## Document extract
■ ■ ■ ■ ■
To further analyze the catalytic mechanism of TiOX-Ti3C2TX, battery impedance after assembly, first discharge, and charge process have been tested by electrochemical impedance spectra (EIS) as shown in Figure 5. The as-prepared TiOX-Ti3C2TX cathode delivers relevant ohmic resistance (Ro, 5.74 Ω) either after assembly or after the first cycle, but distinctly different charge transfer resistance (Rct). Typically, TiOX-Ti3C2TX-based LOBs showed higher Rct of 285.10 Ω after assembly than that of other stages. In detail, the TiOX-Ti3C2TX cathode delivered Rct of 186.59 Ω after the first discharge and Rct of 91.40 Ω after the first discharge. The equivalent circuit shows that a new interface is formed on the surface of the cathode after discharge, which can be attributed to the formation of insoluble discharge products. By comparison, TiOX-Ti3C2TX exhibited lower charge Rct values than that of discharge, indicating that the TiOX-Ti3C2TX could efficiently promote fast charge transfer kinetics and the decomposition of insoluble discharge products. Besides, the highest Rct values after assembly elucidated that the first electrochemical cycle reaction can effectively remove the impurities on the surface of TiOX-Ti3C2TX, which leads to reduced interface impedance and promotes the transmission of electrons.
■ ■ ■ ■ ■
Stored data

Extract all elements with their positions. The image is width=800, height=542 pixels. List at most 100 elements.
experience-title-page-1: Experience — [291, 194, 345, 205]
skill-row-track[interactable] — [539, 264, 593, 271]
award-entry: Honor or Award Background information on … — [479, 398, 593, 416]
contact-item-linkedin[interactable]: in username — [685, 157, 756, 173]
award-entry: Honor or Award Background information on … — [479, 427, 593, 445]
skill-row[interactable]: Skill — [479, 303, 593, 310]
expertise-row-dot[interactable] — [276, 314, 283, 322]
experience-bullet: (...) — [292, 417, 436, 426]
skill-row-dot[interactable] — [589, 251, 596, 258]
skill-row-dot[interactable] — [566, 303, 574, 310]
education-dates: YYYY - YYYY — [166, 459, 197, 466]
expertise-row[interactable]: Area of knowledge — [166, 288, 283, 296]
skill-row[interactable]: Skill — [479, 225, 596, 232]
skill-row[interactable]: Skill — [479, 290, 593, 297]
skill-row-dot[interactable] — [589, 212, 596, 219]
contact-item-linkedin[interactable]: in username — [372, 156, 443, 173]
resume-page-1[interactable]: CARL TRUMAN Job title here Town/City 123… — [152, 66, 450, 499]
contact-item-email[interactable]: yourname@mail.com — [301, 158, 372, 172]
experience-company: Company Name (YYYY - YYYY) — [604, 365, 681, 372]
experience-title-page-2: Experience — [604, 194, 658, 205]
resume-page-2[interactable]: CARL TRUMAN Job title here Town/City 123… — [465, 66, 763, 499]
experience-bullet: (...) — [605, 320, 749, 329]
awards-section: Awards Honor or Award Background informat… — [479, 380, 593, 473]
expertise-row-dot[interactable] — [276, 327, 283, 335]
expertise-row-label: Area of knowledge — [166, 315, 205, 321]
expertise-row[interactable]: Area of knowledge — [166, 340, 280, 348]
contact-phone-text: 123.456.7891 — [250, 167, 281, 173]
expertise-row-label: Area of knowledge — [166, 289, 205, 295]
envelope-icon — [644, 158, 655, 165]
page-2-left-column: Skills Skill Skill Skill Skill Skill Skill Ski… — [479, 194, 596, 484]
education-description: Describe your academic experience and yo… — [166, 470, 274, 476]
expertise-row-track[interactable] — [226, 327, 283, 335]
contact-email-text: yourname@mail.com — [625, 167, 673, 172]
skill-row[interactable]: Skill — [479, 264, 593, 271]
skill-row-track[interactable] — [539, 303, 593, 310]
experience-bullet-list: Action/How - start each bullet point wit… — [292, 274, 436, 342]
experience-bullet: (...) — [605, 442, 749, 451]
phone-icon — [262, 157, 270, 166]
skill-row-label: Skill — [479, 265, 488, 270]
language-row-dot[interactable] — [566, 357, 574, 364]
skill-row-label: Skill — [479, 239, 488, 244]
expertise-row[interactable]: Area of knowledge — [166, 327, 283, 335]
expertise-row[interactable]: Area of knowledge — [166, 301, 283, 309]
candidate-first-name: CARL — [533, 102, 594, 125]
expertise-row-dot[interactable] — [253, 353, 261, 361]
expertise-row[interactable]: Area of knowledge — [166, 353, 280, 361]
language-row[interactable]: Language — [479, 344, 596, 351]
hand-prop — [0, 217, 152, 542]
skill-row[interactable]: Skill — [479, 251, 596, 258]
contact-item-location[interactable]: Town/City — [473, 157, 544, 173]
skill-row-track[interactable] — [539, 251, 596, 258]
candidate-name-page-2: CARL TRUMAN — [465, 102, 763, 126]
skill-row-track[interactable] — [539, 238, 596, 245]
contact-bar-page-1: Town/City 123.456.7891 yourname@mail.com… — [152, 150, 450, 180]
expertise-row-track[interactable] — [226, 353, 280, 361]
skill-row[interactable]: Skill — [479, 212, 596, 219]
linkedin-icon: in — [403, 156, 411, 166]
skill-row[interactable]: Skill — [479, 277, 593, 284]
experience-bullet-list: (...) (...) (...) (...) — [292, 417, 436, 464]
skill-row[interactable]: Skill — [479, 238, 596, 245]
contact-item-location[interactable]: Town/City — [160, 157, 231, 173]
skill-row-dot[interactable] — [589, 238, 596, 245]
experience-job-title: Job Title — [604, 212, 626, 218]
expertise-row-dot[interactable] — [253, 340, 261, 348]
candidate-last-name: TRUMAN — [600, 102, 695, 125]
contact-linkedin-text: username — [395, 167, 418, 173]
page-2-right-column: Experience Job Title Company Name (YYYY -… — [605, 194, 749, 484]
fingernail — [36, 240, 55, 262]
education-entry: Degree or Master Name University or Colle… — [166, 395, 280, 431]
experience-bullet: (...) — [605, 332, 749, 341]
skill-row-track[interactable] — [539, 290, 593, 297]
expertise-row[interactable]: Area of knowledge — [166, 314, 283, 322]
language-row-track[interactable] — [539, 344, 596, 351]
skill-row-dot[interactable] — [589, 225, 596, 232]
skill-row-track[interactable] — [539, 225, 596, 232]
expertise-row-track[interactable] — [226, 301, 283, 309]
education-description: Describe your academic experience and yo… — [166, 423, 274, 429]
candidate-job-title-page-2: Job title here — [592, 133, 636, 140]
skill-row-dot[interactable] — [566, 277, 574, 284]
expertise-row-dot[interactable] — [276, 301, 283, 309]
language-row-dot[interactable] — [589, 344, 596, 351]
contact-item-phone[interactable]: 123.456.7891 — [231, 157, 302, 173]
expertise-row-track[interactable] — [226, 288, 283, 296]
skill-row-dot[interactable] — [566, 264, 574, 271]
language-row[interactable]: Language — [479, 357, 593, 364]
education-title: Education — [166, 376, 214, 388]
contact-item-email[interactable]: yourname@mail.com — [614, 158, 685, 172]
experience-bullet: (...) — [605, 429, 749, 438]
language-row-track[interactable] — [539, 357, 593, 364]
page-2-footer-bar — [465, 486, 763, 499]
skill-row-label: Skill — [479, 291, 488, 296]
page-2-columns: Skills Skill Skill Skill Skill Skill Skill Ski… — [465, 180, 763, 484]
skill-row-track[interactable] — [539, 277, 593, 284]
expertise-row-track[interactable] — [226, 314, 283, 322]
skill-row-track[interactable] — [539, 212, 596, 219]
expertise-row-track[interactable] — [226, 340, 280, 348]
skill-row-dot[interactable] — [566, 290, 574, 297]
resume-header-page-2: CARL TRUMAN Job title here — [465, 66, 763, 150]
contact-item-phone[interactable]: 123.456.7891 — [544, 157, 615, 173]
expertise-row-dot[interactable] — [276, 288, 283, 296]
■ ■ ■ ■ ■
## Task to carry out
Please take the passage on the impedance of the TiOX-Ti3C2TX cathode further, starting right after its final sentence. You can set the material aside; it plays no part here.

## Answer for the task
Although TiOX-Ti3C2TX exhibits excellent electrochemical performance in LOBs, its stability still needs further optimization. Tailoring the surface functional groups could effectively improve the catalytic activity of Ti3C2TX, which could also optimize the electronic properties. However, Ti3C2TX MXene is composed of mixed surface functional groups, which causes great disparity with the theoretical study. Therefore, theoretical analysis on mixed-functional groups of Ti3C2TX will be the next main research to clarify their effects in altering the electrochemical properties of Ti3C2TX.

4. Conclusions

In conclusion, we creatively fabricated an in situ TiOX protective layer on the surface of Ti3C2TX by a facile hydrothermal reaction. A TiOX protective layer was adopted to directly optimize surface properties of Ti3C2TX. The LOBs based on TiOX-Ti3C2TX cathode exhibit superior specific capability (7169 mAh g−1) and endurable stability at ultra-high rate (2500 mA g−1). Such enhanced rate performances could be attributed to the three key aspects: (1) TiOX behaves as in situ protective layer to optimize the structural stability of Ti3C2TX, accompanied with enhancing the intensity of active functional-groups; (2) the uniformly-loaded active functional-groups (-F, -OH) could effectively optimize the catalytic performance of TiOX@Ti3C2TX; and (3) TiOX@Ti3C2TX could promote fast charge transfer kinetics and the decomposition of insoluble discharge products. This work provides an efficient way to improve the stability and electrochemical activity of MXene catalysts for LOBs.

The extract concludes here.